* WORK INSTRUCTIONS
Report the total number of lines that include the string "page", without any other text.

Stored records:
◇ ◇ ◇ ◇ ◇
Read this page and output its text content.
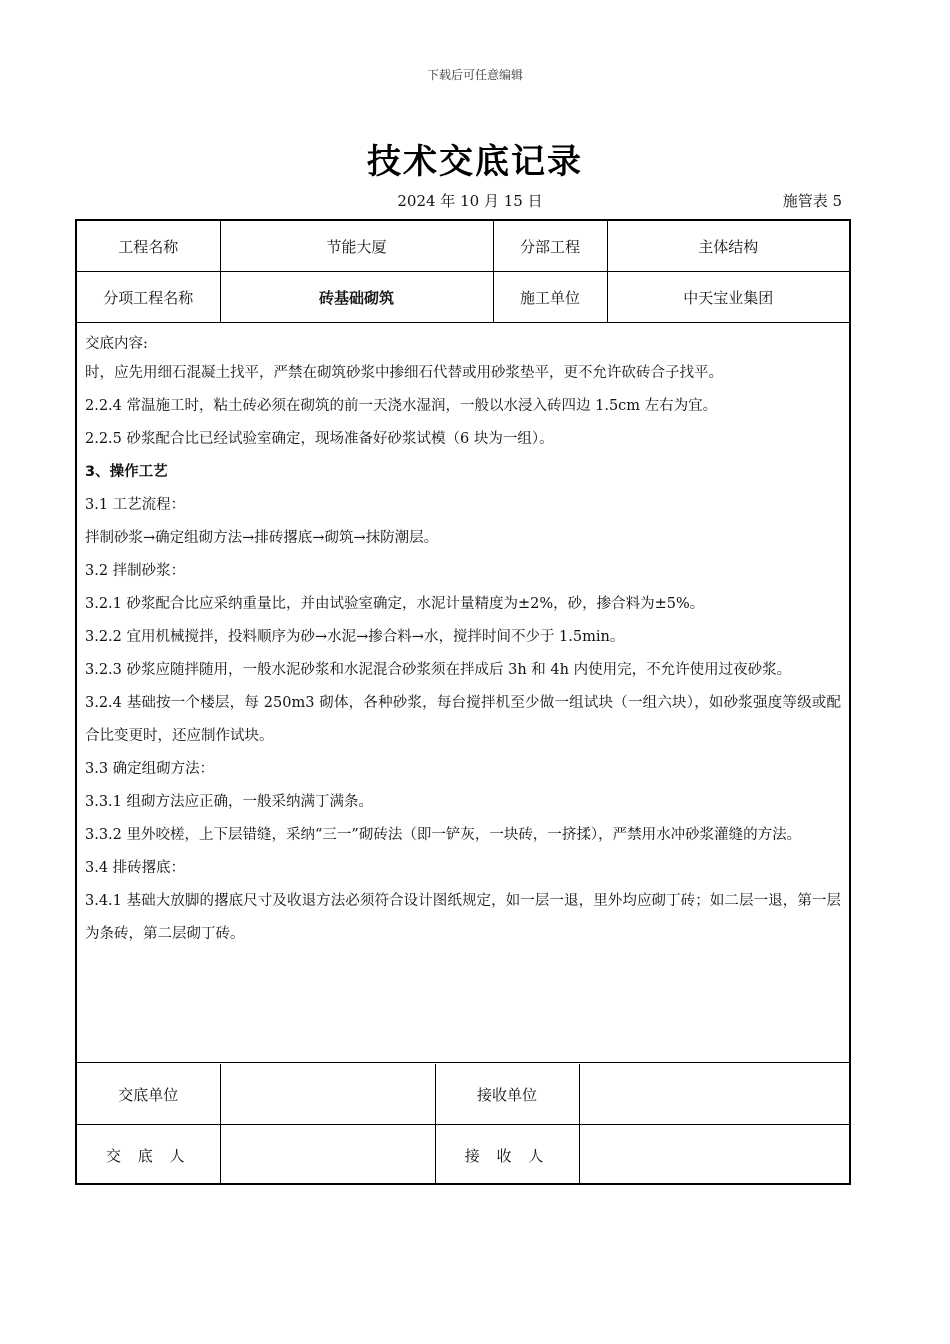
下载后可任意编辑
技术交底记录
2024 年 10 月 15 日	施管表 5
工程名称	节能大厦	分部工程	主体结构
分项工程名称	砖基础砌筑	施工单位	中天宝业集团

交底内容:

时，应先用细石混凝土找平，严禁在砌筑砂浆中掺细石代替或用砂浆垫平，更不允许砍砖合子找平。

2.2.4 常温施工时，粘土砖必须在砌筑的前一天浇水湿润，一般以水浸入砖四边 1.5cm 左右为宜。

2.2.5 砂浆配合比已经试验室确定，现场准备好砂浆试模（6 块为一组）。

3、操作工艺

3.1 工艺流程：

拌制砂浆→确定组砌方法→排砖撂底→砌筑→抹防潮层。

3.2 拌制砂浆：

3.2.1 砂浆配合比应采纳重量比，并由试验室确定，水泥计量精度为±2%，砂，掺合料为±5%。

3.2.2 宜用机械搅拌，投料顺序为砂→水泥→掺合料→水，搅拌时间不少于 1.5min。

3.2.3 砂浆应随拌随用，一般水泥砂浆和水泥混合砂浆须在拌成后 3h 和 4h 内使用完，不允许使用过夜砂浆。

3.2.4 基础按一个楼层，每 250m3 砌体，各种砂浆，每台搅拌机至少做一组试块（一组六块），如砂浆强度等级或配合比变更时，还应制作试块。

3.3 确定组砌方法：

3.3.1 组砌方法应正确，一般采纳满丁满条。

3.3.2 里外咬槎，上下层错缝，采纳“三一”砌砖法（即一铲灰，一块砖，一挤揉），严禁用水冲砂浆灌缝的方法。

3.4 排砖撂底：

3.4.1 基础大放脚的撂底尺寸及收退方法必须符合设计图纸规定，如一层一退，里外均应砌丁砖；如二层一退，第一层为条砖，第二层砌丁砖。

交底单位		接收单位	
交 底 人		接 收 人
◇ ◇ ◇ ◇ ◇
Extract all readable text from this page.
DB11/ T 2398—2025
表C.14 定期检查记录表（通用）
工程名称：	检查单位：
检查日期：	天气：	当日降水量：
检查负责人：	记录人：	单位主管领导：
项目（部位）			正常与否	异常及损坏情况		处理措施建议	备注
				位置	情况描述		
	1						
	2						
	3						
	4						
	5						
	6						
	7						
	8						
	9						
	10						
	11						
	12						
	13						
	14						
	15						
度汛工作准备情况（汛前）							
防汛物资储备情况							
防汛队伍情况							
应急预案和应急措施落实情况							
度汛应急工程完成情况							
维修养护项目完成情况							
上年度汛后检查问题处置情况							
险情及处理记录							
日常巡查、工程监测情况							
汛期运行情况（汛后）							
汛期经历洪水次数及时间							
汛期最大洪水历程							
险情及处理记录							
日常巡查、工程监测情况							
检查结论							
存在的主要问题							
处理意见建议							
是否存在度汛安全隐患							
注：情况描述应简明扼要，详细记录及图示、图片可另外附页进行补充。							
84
◇ ◇ ◇ ◇ ◇
* THE SOLUTION
2